Data section ::
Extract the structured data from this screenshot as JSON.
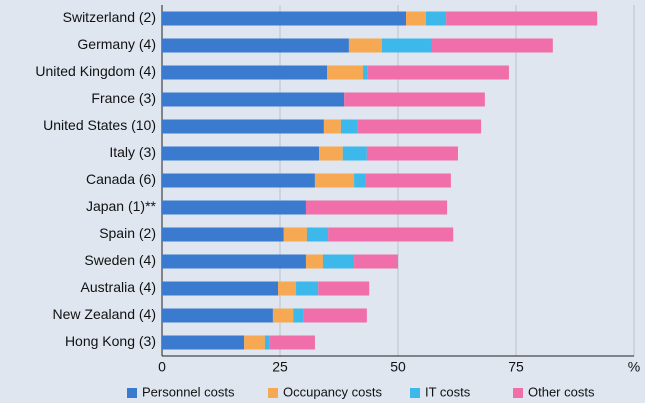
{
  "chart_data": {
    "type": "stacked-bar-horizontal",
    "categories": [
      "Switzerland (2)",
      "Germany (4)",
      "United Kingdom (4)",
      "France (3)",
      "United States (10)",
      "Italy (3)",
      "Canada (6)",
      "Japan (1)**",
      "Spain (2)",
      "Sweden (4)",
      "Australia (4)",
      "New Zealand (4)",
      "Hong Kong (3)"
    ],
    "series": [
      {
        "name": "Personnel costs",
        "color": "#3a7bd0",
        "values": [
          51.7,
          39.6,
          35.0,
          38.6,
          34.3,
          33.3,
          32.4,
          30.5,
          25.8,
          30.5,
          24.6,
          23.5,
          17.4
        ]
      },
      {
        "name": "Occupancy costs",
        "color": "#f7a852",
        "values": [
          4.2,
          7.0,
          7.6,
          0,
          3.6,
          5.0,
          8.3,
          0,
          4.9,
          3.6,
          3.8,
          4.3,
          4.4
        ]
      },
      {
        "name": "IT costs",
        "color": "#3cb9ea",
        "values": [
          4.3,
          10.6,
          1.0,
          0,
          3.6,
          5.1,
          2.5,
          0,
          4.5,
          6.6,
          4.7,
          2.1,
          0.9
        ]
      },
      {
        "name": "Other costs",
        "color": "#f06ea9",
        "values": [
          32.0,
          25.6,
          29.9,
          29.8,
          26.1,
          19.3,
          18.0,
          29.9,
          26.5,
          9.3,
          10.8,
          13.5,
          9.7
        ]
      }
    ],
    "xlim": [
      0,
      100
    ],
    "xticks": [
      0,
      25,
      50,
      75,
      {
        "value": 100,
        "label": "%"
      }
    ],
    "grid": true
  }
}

The request ::
Return the material word for word. Pictures are not part of the copy.

Solution below ::
Extract the structured data from this screenshot as JSON.
{
  "chart_data": {
    "type": "stacked-bar-horizontal",
    "categories": [
      "Switzerland (2)",
      "Germany (4)",
      "United Kingdom (4)",
      "France (3)",
      "United States (10)",
      "Italy (3)",
      "Canada (6)",
      "Japan (1)**",
      "Spain (2)",
      "Sweden (4)",
      "Australia (4)",
      "New Zealand (4)",
      "Hong Kong (3)"
    ],
    "series": [
      {
        "name": "Personnel costs",
        "color": "#3a7bd0",
        "values": [
          51.7,
          39.6,
          35.0,
          38.6,
          34.3,
          33.3,
          32.4,
          30.5,
          25.8,
          30.5,
          24.6,
          23.5,
          17.4
        ]
      },
      {
        "name": "Occupancy costs",
        "color": "#f7a852",
        "values": [
          4.2,
          7.0,
          7.6,
          0,
          3.6,
          5.0,
          8.3,
          0,
          4.9,
          3.6,
          3.8,
          4.3,
          4.4
        ]
      },
      {
        "name": "IT costs",
        "color": "#3cb9ea",
        "values": [
          4.3,
          10.6,
          1.0,
          0,
          3.6,
          5.1,
          2.5,
          0,
          4.5,
          6.6,
          4.7,
          2.1,
          0.9
        ]
      },
      {
        "name": "Other costs",
        "color": "#f06ea9",
        "values": [
          32.0,
          25.6,
          29.9,
          29.8,
          26.1,
          19.3,
          18.0,
          29.9,
          26.5,
          9.3,
          10.8,
          13.5,
          9.7
        ]
      }
    ],
    "xlim": [
      0,
      100
    ],
    "xticks": [
      0,
      25,
      50,
      75,
      {
        "value": 100,
        "label": "%"
      }
    ],
    "grid": true
  }
}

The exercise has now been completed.